[INPUT DATA]
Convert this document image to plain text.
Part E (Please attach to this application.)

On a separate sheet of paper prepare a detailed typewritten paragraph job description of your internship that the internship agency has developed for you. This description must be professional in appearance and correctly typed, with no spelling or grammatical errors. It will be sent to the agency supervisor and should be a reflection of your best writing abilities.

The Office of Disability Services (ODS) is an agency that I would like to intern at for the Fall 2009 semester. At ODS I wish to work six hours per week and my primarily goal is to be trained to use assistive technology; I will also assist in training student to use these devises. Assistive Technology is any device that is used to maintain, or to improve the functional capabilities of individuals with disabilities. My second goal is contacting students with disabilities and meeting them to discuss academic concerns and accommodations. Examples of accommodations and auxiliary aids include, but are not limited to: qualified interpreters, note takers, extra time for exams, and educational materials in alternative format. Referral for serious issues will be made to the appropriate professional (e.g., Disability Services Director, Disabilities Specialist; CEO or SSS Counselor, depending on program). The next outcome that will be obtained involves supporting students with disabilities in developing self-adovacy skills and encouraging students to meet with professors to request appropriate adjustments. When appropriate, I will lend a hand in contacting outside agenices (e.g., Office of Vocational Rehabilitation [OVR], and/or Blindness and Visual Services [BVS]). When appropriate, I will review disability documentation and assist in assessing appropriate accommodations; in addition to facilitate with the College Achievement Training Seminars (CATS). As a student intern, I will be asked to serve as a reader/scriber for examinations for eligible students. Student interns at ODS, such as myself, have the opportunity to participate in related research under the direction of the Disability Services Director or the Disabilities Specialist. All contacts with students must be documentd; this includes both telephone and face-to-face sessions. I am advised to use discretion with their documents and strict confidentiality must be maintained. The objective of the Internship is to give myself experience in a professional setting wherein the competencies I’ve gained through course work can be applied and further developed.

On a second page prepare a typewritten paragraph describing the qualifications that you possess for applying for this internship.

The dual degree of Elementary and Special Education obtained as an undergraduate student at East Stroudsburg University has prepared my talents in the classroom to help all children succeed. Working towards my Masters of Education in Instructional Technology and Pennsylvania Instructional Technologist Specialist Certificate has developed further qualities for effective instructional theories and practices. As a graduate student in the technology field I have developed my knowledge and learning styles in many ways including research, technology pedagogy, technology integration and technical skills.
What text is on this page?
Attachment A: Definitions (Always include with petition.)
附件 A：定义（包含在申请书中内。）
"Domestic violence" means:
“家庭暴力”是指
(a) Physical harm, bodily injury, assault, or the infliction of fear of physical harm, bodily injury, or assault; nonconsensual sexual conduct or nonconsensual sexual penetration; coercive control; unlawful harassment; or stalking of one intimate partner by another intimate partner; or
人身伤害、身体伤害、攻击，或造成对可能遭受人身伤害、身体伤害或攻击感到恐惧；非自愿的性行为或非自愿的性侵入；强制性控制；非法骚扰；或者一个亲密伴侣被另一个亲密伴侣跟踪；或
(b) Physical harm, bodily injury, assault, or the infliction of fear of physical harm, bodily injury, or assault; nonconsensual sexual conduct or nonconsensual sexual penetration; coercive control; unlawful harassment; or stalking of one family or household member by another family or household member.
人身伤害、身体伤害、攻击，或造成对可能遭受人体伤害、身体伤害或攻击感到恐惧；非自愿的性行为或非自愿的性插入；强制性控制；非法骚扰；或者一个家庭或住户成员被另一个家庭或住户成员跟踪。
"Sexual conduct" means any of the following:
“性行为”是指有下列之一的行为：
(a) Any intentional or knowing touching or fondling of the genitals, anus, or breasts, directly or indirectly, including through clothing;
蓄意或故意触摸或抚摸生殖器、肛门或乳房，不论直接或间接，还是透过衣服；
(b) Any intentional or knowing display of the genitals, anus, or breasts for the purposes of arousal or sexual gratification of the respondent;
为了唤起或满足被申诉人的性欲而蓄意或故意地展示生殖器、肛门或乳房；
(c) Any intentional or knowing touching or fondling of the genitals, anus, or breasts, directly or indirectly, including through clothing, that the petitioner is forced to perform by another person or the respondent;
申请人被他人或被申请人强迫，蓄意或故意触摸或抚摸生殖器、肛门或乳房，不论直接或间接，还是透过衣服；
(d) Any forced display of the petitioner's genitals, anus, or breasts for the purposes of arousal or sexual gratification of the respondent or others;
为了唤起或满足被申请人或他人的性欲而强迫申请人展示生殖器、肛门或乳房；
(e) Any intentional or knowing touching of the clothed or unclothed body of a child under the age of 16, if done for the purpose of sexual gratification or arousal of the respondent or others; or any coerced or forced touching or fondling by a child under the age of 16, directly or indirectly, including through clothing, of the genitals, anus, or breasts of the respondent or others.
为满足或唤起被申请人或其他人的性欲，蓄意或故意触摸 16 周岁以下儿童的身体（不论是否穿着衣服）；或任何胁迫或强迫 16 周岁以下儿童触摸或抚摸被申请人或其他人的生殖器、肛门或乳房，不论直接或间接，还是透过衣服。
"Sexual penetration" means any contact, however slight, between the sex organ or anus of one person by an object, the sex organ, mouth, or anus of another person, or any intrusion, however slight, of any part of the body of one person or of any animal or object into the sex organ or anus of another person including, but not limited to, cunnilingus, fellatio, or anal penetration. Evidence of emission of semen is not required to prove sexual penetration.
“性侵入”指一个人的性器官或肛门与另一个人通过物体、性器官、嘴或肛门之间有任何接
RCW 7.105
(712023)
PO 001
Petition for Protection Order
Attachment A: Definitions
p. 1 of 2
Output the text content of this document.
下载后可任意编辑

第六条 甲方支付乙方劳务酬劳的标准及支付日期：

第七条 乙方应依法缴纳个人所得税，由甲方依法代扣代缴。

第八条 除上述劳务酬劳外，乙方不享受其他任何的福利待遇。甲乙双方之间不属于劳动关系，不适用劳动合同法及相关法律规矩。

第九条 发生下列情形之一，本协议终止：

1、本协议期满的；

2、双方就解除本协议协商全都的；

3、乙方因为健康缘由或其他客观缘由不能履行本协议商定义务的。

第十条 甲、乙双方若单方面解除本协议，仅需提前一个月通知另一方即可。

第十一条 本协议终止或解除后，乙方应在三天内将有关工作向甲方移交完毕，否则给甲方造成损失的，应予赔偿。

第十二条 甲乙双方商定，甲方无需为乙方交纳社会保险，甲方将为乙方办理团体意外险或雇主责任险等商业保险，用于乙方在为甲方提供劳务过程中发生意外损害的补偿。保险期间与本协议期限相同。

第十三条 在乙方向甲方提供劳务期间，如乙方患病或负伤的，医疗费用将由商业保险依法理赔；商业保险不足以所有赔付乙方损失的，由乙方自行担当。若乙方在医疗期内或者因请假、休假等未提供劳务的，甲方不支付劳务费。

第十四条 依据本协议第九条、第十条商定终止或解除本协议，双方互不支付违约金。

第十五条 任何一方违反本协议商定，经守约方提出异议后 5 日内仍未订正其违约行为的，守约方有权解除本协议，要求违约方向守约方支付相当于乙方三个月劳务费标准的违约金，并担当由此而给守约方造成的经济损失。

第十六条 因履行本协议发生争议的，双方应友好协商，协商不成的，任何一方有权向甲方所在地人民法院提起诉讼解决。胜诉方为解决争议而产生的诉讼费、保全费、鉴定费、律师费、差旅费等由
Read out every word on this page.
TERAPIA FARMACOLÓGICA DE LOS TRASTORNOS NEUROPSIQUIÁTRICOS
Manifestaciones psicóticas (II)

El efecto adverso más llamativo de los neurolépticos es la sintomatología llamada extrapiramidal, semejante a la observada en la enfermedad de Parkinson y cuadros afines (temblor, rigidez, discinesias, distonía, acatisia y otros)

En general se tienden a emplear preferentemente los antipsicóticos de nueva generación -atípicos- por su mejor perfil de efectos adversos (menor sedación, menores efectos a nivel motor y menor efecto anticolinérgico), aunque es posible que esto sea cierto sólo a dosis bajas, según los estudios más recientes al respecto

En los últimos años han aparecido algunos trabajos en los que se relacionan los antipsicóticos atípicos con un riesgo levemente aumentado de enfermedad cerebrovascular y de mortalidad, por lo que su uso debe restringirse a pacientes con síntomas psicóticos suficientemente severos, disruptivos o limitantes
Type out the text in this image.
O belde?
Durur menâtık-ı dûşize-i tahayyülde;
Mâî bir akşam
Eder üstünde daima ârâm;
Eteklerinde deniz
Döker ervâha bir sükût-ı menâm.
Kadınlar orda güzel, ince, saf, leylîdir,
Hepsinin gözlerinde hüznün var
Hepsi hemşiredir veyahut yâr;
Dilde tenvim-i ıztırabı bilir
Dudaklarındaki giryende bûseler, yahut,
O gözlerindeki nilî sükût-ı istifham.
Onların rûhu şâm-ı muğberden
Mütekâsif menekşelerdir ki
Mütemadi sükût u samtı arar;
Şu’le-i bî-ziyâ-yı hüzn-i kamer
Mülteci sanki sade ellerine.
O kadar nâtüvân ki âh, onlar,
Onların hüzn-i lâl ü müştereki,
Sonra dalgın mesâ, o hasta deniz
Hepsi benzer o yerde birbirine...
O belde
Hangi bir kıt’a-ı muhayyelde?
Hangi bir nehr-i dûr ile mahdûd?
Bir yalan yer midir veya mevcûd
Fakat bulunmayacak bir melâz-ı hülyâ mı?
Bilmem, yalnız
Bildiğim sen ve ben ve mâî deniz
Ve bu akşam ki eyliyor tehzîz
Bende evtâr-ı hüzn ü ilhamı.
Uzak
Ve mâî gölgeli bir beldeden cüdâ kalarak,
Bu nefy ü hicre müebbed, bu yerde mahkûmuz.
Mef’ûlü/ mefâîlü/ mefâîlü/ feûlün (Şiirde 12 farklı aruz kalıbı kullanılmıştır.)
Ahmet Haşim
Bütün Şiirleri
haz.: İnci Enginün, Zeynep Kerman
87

[EXERCISE INSTRUCTIONS] Give the lines exactly as they stand, from the line with "Type out the text in this image." through the end of the material.

[RESULT OF THIS TASK]
Type out the text in this image.
O belde?
Durur menâtık-ı dûşize-i tahayyülde;
Mâî bir akşam
Eder üstünde daima ârâm;
Eteklerinde deniz
Döker ervâha bir sükût-ı menâm.
Kadınlar orda güzel, ince, saf, leylîdir,
Hepsinin gözlerinde hüznün var
Hepsi hemşiredir veyahut yâr;
Dilde tenvim-i ıztırabı bilir
Dudaklarındaki giryende bûseler, yahut,
O gözlerindeki nilî sükût-ı istifham.
Onların rûhu şâm-ı muğberden
Mütekâsif menekşelerdir ki
Mütemadi sükût u samtı arar;
Şu’le-i bî-ziyâ-yı hüzn-i kamer
Mülteci sanki sade ellerine.
O kadar nâtüvân ki âh, onlar,
Onların hüzn-i lâl ü müştereki,
Sonra dalgın mesâ, o hasta deniz
Hepsi benzer o yerde birbirine...
O belde
Hangi bir kıt’a-ı muhayyelde?
Hangi bir nehr-i dûr ile mahdûd?
Bir yalan yer midir veya mevcûd
Fakat bulunmayacak bir melâz-ı hülyâ mı?
Bilmem, yalnız
Bildiğim sen ve ben ve mâî deniz
Ve bu akşam ki eyliyor tehzîz
Bende evtâr-ı hüzn ü ilhamı.
Uzak
Ve mâî gölgeli bir beldeden cüdâ kalarak,
Bu nefy ü hicre müebbed, bu yerde mahkûmuz.
Mef’ûlü/ mefâîlü/ mefâîlü/ feûlün (Şiirde 12 farklı aruz kalıbı kullanılmıştır.)
Ahmet Haşim
Bütün Şiirleri
haz.: İnci Enginün, Zeynep Kerman
87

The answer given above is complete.